Exercise aim: Wherever a line in the data below holds "Agricultural", copy that line.

(Rows from a dataset)
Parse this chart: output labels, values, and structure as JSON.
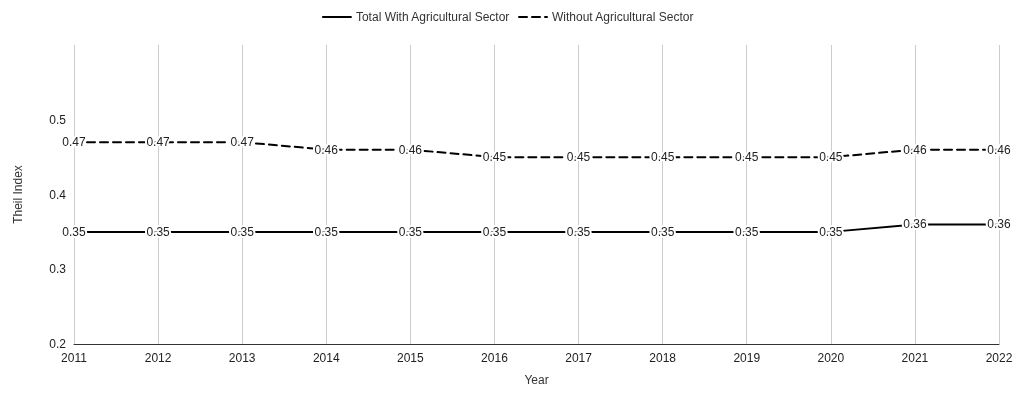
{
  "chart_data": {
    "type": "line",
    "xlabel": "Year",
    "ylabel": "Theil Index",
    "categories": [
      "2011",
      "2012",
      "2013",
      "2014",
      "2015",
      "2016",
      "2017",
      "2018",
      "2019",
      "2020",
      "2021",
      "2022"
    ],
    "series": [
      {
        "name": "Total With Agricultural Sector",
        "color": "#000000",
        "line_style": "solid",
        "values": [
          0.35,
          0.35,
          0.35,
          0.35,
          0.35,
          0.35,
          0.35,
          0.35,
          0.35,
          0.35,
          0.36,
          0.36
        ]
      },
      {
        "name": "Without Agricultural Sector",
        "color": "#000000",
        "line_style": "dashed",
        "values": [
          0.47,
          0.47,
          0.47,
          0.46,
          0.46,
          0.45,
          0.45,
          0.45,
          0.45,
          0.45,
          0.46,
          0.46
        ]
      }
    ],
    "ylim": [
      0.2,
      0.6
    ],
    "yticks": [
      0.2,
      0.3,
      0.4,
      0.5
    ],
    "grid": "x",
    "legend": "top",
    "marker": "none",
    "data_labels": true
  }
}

--

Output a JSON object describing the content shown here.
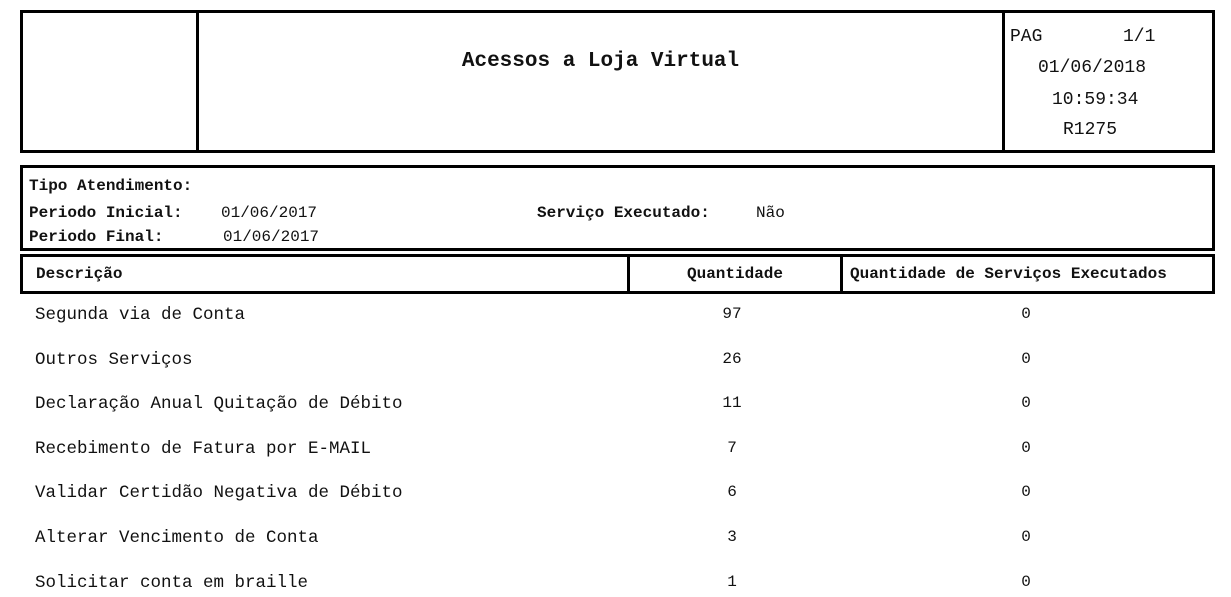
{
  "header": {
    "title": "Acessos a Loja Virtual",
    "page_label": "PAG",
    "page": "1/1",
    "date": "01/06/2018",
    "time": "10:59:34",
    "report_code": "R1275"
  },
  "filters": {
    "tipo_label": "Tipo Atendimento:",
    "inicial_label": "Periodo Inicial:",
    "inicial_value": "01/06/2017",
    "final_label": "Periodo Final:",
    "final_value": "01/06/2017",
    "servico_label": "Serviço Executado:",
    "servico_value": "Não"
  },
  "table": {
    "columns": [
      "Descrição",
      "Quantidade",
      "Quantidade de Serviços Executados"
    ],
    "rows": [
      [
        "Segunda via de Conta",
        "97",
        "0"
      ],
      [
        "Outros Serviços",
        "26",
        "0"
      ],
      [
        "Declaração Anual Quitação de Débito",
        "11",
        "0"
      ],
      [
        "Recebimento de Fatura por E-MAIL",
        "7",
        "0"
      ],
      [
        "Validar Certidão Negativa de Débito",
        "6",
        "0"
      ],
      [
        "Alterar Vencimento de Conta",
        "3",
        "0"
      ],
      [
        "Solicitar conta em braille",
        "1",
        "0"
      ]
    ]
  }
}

Expected answer:
        "name": "Total With Agricultural Sector",
        "name": "Without Agricultural Sector",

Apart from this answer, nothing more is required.